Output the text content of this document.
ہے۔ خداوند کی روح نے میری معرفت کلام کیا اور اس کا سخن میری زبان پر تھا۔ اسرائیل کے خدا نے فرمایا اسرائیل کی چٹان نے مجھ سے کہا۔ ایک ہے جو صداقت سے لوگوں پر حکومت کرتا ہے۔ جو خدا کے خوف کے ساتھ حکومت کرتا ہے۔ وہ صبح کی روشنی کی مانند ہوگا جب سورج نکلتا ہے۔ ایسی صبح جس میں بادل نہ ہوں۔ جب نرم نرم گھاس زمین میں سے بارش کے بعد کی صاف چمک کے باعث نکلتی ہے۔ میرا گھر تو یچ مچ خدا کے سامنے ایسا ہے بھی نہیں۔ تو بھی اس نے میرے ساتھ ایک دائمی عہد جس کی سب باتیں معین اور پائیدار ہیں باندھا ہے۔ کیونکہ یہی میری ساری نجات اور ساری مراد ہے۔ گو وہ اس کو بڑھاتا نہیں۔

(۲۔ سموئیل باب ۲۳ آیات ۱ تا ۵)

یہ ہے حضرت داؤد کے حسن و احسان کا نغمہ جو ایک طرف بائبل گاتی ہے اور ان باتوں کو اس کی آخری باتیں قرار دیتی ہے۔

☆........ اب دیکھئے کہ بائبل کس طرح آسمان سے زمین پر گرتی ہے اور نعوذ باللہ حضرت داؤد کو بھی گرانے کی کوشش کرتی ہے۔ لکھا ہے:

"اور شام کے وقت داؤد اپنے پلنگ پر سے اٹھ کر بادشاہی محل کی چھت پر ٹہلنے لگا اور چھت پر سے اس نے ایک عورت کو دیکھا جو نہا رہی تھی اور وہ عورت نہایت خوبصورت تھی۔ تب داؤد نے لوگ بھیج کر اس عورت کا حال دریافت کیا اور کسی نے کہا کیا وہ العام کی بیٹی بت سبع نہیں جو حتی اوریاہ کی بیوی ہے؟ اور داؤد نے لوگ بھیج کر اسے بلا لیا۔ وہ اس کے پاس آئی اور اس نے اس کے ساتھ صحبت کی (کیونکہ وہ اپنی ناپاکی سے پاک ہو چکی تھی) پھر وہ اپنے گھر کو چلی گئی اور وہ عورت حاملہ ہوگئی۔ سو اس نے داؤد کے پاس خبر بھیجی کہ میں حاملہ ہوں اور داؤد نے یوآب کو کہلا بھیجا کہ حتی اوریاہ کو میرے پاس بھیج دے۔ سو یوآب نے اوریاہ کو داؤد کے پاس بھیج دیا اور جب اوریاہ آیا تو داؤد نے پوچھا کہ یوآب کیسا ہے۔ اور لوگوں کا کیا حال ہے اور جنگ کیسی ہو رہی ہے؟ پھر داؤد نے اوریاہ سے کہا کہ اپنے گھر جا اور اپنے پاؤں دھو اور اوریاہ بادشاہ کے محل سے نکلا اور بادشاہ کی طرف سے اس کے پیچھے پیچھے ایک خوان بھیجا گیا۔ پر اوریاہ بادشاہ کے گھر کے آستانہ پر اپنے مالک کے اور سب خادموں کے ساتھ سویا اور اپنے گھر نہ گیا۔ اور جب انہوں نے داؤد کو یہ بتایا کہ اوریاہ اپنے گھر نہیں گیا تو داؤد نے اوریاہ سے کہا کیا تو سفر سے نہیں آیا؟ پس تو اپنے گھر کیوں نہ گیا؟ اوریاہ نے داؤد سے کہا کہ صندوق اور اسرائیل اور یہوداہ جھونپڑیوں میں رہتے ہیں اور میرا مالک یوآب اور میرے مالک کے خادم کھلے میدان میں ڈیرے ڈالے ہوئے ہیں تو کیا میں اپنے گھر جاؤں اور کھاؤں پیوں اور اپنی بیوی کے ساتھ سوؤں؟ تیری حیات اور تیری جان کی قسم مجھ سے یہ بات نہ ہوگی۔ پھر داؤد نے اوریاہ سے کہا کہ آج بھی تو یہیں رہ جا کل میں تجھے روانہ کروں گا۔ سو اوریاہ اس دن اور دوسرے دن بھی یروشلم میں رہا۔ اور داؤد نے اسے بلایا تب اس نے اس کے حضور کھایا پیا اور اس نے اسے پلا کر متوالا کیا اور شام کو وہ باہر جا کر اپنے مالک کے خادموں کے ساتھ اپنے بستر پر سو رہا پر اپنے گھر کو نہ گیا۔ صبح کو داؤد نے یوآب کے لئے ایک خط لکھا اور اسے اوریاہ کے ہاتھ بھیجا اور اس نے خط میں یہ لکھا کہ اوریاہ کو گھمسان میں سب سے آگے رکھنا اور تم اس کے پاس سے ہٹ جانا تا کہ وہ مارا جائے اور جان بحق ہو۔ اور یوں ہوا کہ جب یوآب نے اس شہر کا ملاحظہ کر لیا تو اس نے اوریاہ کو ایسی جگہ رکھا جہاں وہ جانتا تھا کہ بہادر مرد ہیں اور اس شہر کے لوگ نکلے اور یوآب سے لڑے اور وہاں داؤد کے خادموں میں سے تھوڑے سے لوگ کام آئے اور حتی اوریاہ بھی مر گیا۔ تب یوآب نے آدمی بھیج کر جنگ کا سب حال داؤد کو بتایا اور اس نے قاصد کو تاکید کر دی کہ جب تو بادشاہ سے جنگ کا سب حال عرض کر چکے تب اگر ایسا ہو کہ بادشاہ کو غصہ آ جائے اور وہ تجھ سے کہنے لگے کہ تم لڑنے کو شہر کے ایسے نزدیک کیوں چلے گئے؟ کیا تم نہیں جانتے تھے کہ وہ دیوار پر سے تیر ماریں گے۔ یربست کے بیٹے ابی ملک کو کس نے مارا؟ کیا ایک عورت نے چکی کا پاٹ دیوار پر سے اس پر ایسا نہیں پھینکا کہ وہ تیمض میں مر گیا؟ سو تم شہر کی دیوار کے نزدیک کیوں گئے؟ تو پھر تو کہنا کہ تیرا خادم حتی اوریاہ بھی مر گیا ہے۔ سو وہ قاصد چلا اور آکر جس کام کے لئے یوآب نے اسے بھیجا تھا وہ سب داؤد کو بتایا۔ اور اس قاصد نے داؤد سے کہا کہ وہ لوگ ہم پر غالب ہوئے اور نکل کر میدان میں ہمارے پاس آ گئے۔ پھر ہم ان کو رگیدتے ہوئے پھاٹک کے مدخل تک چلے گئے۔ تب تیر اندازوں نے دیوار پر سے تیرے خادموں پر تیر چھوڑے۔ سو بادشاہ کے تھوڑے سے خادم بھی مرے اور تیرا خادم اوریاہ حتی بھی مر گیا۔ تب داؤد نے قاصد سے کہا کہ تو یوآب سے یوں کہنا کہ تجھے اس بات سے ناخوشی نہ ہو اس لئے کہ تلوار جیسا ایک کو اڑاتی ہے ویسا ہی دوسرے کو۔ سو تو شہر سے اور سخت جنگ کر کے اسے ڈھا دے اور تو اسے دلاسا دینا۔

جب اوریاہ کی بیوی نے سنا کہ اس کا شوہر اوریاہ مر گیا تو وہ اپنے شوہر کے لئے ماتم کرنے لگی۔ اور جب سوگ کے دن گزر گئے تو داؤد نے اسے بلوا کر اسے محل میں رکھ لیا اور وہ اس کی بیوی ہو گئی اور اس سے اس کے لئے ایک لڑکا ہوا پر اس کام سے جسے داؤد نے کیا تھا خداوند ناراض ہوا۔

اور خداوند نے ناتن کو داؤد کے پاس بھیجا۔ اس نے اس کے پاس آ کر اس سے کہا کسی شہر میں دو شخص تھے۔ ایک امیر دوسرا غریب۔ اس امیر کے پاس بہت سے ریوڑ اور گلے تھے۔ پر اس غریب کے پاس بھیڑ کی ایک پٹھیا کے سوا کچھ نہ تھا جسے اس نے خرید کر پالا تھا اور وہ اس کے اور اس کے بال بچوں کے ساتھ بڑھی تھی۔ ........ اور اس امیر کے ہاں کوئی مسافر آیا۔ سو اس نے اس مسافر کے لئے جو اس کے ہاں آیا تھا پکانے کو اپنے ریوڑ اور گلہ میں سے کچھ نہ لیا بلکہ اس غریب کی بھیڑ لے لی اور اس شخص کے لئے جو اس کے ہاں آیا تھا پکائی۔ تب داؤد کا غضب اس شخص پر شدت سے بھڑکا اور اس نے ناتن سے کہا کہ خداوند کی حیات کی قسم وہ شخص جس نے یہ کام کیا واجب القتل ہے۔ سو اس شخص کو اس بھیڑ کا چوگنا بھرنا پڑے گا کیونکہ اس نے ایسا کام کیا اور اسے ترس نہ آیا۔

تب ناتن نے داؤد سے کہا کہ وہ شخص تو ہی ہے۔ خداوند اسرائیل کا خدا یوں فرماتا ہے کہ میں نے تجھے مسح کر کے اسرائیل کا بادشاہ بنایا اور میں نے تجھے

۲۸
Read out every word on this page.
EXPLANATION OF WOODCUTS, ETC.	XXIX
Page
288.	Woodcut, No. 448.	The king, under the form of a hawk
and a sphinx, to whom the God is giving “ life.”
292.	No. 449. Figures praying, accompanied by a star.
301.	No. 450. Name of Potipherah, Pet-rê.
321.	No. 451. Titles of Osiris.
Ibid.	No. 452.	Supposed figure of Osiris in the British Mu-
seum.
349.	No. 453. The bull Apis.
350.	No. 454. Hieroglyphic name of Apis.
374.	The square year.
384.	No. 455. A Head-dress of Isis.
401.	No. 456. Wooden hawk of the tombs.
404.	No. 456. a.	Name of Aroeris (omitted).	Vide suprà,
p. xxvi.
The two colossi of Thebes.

▸ What is asked: Return the lines above, from the one containing "Read out every word on this page." to the end, exactly as they stand.

▸ The answer:
Read out every word on this page.
EXPLANATION OF WOODCUTS, ETC.	XXIX
Page
288.	Woodcut, No. 448.	The king, under the form of a hawk
and a sphinx, to whom the God is giving “ life.”
292.	No. 449. Figures praying, accompanied by a star.
301.	No. 450. Name of Potipherah, Pet-rê.
321.	No. 451. Titles of Osiris.
Ibid.	No. 452.	Supposed figure of Osiris in the British Mu-
seum.
349.	No. 453. The bull Apis.
350.	No. 454. Hieroglyphic name of Apis.
374.	The square year.
384.	No. 455. A Head-dress of Isis.
401.	No. 456. Wooden hawk of the tombs.
404.	No. 456. a.	Name of Aroeris (omitted).	Vide suprà,
p. xxvi.
The two colossi of Thebes.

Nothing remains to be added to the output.